_Short task a_. Duplicate the records verbatim, beginning at their first line and stopping after the line that contains "124, 406, 134]", with both of those lines included.

_Excerpted passage_.
***

# IMG tag no longer shown in quotes?



## HeHasTheJazzHands (May 1, 2014)

Was this a recent thing? Just noticed it. When I quote someone, the tags are removed and the URLs are replaced with hotlinks. 

I honestly approve of it. Some people like to quote a post with a shit-ton of pictures and have a pointless reply, which gets really goddamn annoying. :lol:


----------



## thrsher (May 1, 2014)

i hate it for youtube links cause you used to be able to just post the url and it would embed


----------



## HeHasTheJazzHands (May 1, 2014)

Still works for me.


----------



## thrsher (May 1, 2014)

https://www.youtube.com/watch?v=RJcUqusMBAs



cuase i use chrome??


----------



## ferret (May 1, 2014)

Same as thrsher. I was trying to post a youtube the other day and couldn't get it to embed. Ended up finding a youtube video in some other thread and quoting it so I could see the tag for youtube.


----------



## JoshuaVonFlash (May 1, 2014)

thrsher said:


> https://www.youtube.com/watch?v=RJcUqusMBAs
> 
> 
> 
> cuase i use chrome??


I'm using Chrome too, and what I do is this:

copy and paste the URL as usual into your comment and delete everything before the / that comes before watch?. Then put


----------



## gunshow86de (May 1, 2014)

***

_Records for this task_.
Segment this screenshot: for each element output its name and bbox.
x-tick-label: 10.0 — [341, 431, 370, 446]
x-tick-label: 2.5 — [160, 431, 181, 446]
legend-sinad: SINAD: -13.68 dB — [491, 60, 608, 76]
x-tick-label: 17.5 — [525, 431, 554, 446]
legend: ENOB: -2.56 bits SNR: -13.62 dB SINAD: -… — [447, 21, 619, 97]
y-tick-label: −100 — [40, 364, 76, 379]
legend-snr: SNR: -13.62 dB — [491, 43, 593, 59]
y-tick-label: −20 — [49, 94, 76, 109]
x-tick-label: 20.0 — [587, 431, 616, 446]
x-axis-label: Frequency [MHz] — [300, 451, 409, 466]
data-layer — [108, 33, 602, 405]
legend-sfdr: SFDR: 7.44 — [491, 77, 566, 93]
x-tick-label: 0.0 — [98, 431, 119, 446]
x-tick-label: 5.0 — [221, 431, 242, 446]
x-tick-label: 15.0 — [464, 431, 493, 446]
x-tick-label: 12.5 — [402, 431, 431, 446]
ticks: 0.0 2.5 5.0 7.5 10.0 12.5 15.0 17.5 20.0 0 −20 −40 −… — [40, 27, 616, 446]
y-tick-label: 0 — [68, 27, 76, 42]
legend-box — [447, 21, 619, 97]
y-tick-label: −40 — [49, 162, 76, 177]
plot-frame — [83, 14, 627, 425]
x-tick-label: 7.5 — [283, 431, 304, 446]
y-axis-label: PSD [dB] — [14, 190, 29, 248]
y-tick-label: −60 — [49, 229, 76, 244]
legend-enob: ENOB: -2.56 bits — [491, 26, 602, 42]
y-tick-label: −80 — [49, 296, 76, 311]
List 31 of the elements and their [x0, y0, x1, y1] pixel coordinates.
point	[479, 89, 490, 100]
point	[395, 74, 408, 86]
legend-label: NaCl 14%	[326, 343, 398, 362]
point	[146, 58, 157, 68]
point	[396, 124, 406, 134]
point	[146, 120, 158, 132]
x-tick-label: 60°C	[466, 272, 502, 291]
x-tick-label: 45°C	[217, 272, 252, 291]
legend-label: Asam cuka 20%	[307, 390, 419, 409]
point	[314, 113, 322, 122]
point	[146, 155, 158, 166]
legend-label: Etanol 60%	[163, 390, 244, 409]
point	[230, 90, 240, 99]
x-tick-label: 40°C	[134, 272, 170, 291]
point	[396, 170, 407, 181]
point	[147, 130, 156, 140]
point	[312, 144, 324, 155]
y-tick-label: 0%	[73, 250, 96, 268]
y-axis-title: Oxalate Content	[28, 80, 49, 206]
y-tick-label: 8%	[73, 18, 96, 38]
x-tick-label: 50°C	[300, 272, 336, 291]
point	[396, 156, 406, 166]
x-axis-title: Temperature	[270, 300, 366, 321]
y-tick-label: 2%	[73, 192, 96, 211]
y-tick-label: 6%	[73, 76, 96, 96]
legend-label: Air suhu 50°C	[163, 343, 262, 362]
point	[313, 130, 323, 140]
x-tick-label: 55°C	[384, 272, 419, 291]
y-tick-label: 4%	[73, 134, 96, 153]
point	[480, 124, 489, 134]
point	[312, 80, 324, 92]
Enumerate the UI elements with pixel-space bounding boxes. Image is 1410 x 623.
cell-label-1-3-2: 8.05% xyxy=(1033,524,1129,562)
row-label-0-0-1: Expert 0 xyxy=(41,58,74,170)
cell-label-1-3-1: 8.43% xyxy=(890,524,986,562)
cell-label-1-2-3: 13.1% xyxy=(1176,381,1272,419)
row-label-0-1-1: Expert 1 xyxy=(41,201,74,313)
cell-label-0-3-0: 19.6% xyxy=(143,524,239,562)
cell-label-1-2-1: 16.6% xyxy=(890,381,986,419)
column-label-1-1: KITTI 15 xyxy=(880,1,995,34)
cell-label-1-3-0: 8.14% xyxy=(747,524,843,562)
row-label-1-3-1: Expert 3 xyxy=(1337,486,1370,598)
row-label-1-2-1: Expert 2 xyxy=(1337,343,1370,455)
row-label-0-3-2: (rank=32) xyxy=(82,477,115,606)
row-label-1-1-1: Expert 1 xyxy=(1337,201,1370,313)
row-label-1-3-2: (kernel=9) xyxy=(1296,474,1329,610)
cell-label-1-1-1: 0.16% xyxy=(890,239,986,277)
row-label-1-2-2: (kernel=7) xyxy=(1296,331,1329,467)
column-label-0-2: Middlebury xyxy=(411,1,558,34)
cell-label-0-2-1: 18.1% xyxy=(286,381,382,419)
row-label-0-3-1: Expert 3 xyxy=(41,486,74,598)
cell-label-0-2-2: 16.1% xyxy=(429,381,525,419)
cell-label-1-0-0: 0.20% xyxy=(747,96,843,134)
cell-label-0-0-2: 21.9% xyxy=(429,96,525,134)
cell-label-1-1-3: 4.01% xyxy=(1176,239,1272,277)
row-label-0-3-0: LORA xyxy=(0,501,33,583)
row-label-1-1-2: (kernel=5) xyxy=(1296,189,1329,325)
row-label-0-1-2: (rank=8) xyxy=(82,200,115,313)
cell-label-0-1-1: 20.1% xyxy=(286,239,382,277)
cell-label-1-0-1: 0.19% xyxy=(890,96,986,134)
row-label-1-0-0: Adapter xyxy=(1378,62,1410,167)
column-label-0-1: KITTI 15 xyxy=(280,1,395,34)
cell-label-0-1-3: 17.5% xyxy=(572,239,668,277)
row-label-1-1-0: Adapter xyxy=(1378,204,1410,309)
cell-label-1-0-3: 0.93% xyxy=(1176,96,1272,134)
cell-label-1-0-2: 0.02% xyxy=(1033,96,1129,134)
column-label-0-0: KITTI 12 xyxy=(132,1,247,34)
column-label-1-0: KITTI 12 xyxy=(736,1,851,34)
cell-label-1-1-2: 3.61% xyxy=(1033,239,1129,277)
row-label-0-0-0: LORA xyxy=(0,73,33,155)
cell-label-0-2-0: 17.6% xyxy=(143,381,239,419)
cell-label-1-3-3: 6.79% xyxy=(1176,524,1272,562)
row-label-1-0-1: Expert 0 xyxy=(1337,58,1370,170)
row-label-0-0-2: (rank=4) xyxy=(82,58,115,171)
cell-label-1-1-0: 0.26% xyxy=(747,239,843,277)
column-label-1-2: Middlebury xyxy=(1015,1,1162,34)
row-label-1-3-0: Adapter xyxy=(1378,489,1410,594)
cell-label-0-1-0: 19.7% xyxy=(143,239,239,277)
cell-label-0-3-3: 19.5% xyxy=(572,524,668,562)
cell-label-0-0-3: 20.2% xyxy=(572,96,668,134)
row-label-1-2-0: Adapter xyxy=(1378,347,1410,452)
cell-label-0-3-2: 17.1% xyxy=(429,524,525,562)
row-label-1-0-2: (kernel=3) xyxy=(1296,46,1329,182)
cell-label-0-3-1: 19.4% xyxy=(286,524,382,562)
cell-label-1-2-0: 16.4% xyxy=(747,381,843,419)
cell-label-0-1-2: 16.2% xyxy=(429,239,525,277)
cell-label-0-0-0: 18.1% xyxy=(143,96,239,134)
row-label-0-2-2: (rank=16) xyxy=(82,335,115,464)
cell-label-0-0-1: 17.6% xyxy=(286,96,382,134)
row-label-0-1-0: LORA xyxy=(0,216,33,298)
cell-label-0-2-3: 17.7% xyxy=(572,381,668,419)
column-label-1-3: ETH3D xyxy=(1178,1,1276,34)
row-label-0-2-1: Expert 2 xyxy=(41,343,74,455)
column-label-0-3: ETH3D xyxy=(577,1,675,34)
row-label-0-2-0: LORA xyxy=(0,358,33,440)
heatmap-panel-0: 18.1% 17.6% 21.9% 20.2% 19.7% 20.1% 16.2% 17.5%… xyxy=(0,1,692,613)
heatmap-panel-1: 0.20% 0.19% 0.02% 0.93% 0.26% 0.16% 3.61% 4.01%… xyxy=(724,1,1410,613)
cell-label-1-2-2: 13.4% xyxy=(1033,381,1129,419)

***

_Short task b_. Pick up the forum thread about IMG tags in quotes where it stops, and continue it.

_Task output a_.
Segment this screenshot: for each element output its name and bbox.
x-tick-label: 10.0 — [341, 431, 370, 446]
x-tick-label: 2.5 — [160, 431, 181, 446]
legend-sinad: SINAD: -13.68 dB — [491, 60, 608, 76]
x-tick-label: 17.5 — [525, 431, 554, 446]
legend: ENOB: -2.56 bits SNR: -13.62 dB SINAD: -… — [447, 21, 619, 97]
y-tick-label: −100 — [40, 364, 76, 379]
legend-snr: SNR: -13.62 dB — [491, 43, 593, 59]
y-tick-label: −20 — [49, 94, 76, 109]
x-tick-label: 20.0 — [587, 431, 616, 446]
x-axis-label: Frequency [MHz] — [300, 451, 409, 466]
data-layer — [108, 33, 602, 405]
legend-sfdr: SFDR: 7.44 — [491, 77, 566, 93]
x-tick-label: 0.0 — [98, 431, 119, 446]
x-tick-label: 5.0 — [221, 431, 242, 446]
x-tick-label: 15.0 — [464, 431, 493, 446]
x-tick-label: 12.5 — [402, 431, 431, 446]
ticks: 0.0 2.5 5.0 7.5 10.0 12.5 15.0 17.5 20.0 0 −20 −40 −… — [40, 27, 616, 446]
y-tick-label: 0 — [68, 27, 76, 42]
legend-box — [447, 21, 619, 97]
y-tick-label: −40 — [49, 162, 76, 177]
plot-frame — [83, 14, 627, 425]
x-tick-label: 7.5 — [283, 431, 304, 446]
y-axis-label: PSD [dB] — [14, 190, 29, 248]
y-tick-label: −60 — [49, 229, 76, 244]
legend-enob: ENOB: -2.56 bits — [491, 26, 602, 42]
y-tick-label: −80 — [49, 296, 76, 311]
List 31 of the elements and their [x0, y0, x1, y1] pixel coordinates.
point	[479, 89, 490, 100]
point	[395, 74, 408, 86]
legend-label: NaCl 14%	[326, 343, 398, 362]
point	[146, 58, 157, 68]
point	[396, 124, 406, 134]

_Task output b_.
I use Chrome too, and I can still just paste the link. However, it only works when I post a quick reply. If I try to add the video in the "advanced" screen or edit after the initial post, I have to put the tags on manually.


----------



## thrsher (May 1, 2014)

i always post quick reply and it doesnt work for me


----------



## asher (May 1, 2014)

Yeah I've had to switch to


----------



## HeHasTheJazzHands (May 2, 2014)

I did have the same problem, but I noticed that "https" was posted instead of "http". I removed the S each time and it works fine.


----------



## ferret (May 2, 2014)

Ah, so the script that looks for youtube isn't watching for https. All Google sites default to HTTPS these days I think.

Should be an easy fix if Alex or his web guy has time to look into it.


----------



## HeHasTheJazzHands (May 2, 2014)

Yup, exactly. It would be nice if they could do that.

So, in the meantime, just remove the "S" or "https" entirely.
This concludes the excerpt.